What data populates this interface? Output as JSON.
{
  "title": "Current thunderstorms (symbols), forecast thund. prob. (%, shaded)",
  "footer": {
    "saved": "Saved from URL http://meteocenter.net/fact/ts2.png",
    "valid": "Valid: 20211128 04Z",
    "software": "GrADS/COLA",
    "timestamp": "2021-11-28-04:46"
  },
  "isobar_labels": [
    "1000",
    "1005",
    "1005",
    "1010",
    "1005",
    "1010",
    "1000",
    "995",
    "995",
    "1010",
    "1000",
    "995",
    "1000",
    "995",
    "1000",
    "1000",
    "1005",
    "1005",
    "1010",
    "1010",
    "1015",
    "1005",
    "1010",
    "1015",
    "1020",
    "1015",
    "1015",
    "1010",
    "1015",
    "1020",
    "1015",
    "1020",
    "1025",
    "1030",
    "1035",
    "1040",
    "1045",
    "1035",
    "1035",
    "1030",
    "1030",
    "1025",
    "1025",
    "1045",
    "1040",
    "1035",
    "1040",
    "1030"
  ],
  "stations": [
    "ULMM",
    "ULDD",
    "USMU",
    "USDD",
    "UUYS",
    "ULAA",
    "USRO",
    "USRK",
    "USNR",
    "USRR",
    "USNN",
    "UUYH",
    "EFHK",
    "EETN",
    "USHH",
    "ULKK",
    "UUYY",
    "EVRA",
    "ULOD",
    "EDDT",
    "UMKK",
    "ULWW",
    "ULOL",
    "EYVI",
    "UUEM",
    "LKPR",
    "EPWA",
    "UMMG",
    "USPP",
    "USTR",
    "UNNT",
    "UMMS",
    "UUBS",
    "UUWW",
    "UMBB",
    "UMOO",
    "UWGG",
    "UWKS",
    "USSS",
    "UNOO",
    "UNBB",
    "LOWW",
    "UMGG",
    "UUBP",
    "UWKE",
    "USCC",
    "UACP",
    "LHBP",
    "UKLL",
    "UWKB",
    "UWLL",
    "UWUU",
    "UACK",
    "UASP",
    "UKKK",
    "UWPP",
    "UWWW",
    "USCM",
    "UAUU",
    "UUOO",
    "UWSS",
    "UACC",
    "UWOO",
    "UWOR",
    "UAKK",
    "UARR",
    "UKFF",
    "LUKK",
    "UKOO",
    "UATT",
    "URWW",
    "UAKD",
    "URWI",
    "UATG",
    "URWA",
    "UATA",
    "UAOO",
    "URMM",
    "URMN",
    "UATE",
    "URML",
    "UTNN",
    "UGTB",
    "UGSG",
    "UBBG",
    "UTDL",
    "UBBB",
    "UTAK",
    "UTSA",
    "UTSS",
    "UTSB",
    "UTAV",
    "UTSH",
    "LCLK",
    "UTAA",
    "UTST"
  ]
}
---------------
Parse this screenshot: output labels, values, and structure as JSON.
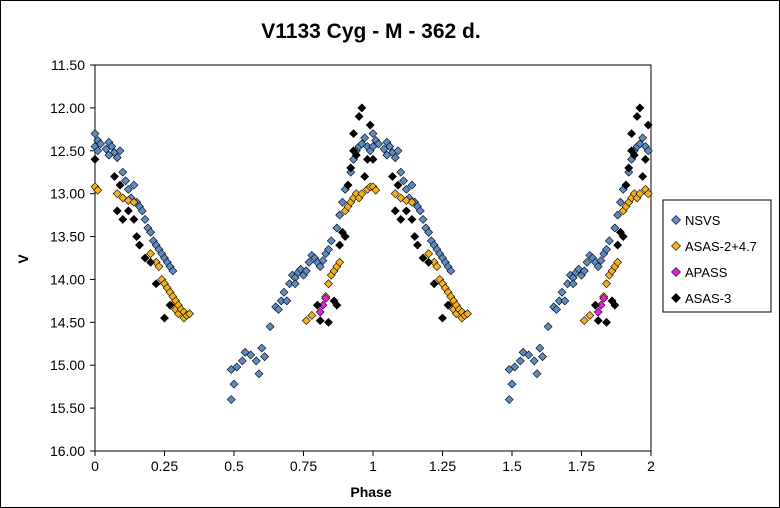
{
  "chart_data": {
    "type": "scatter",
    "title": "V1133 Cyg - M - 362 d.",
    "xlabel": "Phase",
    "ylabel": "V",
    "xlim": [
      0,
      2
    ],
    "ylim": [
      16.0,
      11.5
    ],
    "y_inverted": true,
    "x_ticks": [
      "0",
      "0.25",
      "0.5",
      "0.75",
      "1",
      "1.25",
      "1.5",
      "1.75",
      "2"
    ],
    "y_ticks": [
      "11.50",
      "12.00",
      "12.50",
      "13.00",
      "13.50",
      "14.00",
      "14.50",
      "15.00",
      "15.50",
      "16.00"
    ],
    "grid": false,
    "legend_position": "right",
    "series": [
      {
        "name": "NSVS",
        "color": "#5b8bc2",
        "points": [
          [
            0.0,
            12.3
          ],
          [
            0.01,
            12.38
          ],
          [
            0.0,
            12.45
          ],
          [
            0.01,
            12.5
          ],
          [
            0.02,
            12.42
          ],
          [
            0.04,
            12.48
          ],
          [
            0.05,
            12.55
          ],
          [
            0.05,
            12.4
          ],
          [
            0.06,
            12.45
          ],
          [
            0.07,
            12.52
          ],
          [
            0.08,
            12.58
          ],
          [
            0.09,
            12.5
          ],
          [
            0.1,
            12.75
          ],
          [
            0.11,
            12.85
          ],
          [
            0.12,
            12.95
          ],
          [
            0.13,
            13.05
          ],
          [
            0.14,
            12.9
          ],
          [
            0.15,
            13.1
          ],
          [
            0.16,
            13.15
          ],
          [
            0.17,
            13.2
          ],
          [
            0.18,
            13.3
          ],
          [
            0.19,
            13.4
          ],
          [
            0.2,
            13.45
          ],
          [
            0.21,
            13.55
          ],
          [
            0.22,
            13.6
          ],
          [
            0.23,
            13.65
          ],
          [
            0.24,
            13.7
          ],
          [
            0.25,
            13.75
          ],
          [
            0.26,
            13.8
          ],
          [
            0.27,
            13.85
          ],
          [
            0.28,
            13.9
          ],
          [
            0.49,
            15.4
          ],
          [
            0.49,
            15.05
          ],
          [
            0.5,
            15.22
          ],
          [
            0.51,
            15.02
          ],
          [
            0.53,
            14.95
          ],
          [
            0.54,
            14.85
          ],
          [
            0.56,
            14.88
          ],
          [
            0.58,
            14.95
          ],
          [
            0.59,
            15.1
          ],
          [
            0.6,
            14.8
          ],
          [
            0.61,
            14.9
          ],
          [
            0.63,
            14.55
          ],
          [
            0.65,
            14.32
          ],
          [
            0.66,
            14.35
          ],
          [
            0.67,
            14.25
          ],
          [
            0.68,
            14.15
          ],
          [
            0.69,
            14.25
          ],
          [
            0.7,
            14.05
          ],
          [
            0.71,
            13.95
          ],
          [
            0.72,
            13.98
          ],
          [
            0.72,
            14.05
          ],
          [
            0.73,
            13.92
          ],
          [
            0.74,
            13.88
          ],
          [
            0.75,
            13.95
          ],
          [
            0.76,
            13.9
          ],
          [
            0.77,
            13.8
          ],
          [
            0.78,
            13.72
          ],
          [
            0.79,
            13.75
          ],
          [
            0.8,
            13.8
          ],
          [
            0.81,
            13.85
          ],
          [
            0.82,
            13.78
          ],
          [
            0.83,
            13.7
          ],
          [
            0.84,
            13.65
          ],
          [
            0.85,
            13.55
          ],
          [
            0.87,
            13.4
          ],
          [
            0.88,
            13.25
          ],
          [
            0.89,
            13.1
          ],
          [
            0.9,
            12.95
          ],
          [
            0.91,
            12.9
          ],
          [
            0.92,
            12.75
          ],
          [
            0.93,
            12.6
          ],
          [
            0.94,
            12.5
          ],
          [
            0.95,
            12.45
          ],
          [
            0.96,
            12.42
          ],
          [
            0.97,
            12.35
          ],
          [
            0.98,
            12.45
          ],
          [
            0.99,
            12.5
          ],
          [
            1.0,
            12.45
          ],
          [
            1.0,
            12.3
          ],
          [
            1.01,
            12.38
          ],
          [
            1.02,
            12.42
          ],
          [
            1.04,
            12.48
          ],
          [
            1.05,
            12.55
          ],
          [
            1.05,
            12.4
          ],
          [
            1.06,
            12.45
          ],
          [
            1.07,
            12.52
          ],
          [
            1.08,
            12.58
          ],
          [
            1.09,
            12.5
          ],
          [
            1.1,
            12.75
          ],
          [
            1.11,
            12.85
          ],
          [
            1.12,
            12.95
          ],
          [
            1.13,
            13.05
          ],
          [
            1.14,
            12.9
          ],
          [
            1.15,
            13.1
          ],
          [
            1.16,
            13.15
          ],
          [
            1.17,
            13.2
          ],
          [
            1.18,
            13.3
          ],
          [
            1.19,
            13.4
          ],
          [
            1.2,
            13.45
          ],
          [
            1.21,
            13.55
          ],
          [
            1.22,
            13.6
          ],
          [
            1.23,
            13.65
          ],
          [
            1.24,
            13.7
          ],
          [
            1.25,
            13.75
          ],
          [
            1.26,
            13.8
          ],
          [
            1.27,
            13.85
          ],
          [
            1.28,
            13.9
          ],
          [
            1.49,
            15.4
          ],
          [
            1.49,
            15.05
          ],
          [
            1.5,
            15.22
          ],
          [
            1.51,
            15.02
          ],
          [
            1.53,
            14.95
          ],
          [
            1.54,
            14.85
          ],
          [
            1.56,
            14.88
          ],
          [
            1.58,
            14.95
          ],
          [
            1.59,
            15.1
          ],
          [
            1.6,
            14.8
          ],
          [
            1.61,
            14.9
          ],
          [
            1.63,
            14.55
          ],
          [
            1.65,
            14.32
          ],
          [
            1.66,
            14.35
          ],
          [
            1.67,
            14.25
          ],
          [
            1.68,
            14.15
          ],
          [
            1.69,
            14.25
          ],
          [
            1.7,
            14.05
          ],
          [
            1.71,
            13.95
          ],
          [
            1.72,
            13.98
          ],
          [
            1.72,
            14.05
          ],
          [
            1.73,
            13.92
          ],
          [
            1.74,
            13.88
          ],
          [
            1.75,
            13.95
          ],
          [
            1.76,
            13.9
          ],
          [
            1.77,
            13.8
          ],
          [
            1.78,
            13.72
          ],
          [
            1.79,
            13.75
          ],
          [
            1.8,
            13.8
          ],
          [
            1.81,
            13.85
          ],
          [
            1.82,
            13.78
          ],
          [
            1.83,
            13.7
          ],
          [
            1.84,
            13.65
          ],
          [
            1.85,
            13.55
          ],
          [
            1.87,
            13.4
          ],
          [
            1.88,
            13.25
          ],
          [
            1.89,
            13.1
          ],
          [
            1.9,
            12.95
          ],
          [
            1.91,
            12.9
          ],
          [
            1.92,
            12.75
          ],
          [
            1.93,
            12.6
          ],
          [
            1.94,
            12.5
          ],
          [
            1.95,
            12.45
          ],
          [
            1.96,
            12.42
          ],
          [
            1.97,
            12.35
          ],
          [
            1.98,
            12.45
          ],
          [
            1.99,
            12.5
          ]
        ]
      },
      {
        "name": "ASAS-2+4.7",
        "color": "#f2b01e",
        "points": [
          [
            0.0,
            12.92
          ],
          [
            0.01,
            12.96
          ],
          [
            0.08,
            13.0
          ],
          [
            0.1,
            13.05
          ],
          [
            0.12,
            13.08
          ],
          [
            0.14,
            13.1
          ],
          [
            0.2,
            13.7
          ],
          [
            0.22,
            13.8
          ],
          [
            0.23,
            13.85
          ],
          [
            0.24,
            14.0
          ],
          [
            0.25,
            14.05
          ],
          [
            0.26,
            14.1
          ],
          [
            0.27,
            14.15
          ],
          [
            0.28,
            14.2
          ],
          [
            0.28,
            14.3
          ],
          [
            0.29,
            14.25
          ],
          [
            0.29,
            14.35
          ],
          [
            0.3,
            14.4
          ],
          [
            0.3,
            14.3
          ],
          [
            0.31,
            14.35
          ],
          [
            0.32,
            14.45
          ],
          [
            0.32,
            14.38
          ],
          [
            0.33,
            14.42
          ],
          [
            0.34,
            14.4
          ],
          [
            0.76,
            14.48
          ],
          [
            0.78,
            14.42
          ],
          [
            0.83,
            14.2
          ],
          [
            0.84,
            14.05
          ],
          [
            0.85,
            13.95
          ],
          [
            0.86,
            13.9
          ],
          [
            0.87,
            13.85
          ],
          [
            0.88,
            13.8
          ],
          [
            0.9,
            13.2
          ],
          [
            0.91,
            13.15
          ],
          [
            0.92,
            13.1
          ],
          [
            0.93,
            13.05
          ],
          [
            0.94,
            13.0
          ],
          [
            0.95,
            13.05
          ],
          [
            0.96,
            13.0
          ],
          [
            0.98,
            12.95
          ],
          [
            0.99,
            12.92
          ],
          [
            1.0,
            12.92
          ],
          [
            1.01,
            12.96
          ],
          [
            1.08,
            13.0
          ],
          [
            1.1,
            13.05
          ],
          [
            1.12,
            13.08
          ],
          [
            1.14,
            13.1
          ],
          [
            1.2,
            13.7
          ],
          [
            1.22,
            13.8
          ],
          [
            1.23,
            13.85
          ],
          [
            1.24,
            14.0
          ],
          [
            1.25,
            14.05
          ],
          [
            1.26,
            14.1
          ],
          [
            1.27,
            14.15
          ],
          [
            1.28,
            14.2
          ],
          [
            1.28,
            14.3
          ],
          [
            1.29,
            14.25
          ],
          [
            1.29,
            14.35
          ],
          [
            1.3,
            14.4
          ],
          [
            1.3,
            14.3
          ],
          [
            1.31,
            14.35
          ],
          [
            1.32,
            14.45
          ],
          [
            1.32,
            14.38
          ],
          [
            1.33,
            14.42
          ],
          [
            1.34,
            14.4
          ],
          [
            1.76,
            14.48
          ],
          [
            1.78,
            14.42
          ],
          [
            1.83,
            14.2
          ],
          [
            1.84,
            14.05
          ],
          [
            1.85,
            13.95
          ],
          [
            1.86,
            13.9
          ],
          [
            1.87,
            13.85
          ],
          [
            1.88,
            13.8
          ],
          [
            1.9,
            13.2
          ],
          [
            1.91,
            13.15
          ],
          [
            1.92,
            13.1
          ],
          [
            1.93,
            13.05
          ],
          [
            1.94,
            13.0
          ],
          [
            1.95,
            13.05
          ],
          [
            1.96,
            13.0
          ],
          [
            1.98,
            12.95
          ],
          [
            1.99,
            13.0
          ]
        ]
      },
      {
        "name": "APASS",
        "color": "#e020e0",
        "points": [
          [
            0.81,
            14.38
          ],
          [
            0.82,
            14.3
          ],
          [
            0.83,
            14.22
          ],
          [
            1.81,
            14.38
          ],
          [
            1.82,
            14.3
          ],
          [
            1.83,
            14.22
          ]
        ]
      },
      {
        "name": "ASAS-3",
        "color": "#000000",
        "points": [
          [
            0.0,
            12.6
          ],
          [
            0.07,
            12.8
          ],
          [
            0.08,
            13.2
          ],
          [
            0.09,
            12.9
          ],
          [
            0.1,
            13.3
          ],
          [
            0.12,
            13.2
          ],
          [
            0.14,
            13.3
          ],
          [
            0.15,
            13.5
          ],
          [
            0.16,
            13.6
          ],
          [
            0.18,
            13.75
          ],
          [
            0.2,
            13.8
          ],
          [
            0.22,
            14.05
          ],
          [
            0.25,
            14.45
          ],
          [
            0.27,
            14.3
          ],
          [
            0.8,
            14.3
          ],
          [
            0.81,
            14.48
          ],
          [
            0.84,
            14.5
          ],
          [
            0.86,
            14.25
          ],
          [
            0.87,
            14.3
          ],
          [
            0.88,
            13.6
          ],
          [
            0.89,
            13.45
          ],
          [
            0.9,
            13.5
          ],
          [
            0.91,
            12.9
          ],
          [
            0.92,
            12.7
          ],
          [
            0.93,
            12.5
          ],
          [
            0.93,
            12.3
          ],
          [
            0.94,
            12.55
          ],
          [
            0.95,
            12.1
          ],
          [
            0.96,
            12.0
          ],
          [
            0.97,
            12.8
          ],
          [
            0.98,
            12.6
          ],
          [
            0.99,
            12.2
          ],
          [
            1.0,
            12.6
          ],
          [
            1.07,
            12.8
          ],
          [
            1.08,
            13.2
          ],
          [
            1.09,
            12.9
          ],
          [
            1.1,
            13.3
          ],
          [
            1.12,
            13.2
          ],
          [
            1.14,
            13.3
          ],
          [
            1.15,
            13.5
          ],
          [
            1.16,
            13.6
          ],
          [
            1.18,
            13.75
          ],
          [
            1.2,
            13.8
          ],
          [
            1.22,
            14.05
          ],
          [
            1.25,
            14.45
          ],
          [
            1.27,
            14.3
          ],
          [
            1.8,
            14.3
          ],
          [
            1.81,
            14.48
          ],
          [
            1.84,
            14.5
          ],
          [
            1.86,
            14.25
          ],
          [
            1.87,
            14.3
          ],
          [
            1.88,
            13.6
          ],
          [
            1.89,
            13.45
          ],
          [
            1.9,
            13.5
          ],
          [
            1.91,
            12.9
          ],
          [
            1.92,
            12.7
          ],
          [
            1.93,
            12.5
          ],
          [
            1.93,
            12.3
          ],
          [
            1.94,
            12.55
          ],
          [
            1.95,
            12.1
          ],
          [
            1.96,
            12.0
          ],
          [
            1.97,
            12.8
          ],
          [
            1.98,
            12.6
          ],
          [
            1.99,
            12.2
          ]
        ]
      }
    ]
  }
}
---------------
*What to work on*
Gather every line from the listing above in which "JSON" appears, and copy those lines.

*Exercise result*
What data populates this interface? Output as JSON.
Parse this screenshot: output labels, values, and structure as JSON.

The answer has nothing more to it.